[Records excerpted from a collection]
— Start —
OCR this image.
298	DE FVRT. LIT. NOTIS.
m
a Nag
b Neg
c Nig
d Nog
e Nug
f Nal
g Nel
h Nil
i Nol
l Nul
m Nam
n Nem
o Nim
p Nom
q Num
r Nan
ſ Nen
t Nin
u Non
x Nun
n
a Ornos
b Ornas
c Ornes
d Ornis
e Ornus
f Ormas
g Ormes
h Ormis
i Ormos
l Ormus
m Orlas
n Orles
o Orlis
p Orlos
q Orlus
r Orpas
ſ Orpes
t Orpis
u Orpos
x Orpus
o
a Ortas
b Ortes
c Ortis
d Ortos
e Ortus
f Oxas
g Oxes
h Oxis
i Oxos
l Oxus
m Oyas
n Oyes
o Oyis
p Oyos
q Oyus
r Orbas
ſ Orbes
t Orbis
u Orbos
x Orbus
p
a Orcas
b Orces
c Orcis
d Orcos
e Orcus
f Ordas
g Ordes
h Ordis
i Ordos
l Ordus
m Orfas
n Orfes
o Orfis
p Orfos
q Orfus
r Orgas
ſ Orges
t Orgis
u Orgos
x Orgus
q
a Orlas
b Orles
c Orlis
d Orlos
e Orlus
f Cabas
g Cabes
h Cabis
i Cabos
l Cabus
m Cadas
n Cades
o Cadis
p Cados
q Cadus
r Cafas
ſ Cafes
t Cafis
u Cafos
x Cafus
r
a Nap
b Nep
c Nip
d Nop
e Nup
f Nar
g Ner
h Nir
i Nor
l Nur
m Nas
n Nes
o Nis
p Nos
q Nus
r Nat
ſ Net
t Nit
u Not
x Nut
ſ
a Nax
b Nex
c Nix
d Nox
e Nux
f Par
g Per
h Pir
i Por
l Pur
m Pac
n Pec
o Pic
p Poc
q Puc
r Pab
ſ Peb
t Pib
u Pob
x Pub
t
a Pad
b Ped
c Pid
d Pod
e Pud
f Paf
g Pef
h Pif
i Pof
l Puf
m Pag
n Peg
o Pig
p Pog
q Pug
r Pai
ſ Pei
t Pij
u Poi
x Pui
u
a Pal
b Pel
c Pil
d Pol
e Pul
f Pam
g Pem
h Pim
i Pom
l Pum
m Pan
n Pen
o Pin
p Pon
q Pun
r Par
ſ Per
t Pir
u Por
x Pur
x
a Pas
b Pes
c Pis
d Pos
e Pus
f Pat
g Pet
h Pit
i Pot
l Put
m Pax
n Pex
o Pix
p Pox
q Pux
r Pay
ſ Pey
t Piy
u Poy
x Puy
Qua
— End —
Aim: Every record shown above must be echoed exactly.

Final answer:
OCR this image.
298	DE FVRT. LIT. NOTIS.
m
a Nag
b Neg
c Nig
d Nog
e Nug
f Nal
g Nel
h Nil
i Nol
l Nul
m Nam
n Nem
o Nim
p Nom
q Num
r Nan
ſ Nen
t Nin
u Non
x Nun
n
a Ornos
b Ornas
c Ornes
d Ornis
e Ornus
f Ormas
g Ormes
h Ormis
i Ormos
l Ormus
m Orlas
n Orles
o Orlis
p Orlos
q Orlus
r Orpas
ſ Orpes
t Orpis
u Orpos
x Orpus
o
a Ortas
b Ortes
c Ortis
d Ortos
e Ortus
f Oxas
g Oxes
h Oxis
i Oxos
l Oxus
m Oyas
n Oyes
o Oyis
p Oyos
q Oyus
r Orbas
ſ Orbes
t Orbis
u Orbos
x Orbus
p
a Orcas
b Orces
c Orcis
d Orcos
e Orcus
f Ordas
g Ordes
h Ordis
i Ordos
l Ordus
m Orfas
n Orfes
o Orfis
p Orfos
q Orfus
r Orgas
ſ Orges
t Orgis
u Orgos
x Orgus
q
a Orlas
b Orles
c Orlis
d Orlos
e Orlus
f Cabas
g Cabes
h Cabis
i Cabos
l Cabus
m Cadas
n Cades
o Cadis
p Cados
q Cadus
r Cafas
ſ Cafes
t Cafis
u Cafos
x Cafus
r
a Nap
b Nep
c Nip
d Nop
e Nup
f Nar
g Ner
h Nir
i Nor
l Nur
m Nas
n Nes
o Nis
p Nos
q Nus
r Nat
ſ Net
t Nit
u Not
x Nut
ſ
a Nax
b Nex
c Nix
d Nox
e Nux
f Par
g Per
h Pir
i Por
l Pur
m Pac
n Pec
o Pic
p Poc
q Puc
r Pab
ſ Peb
t Pib
u Pob
x Pub
t
a Pad
b Ped
c Pid
d Pod
e Pud
f Paf
g Pef
h Pif
i Pof
l Puf
m Pag
n Peg
o Pig
p Pog
q Pug
r Pai
ſ Pei
t Pij
u Poi
x Pui
u
a Pal
b Pel
c Pil
d Pol
e Pul
f Pam
g Pem
h Pim
i Pom
l Pum
m Pan
n Pen
o Pin
p Pon
q Pun
r Par
ſ Per
t Pir
u Por
x Pur
x
a Pas
b Pes
c Pis
d Pos
e Pus
f Pat
g Pet
h Pit
i Pot
l Put
m Pax
n Pex
o Pix
p Pox
q Pux
r Pay
ſ Pey
t Piy
u Poy
x Puy
Qua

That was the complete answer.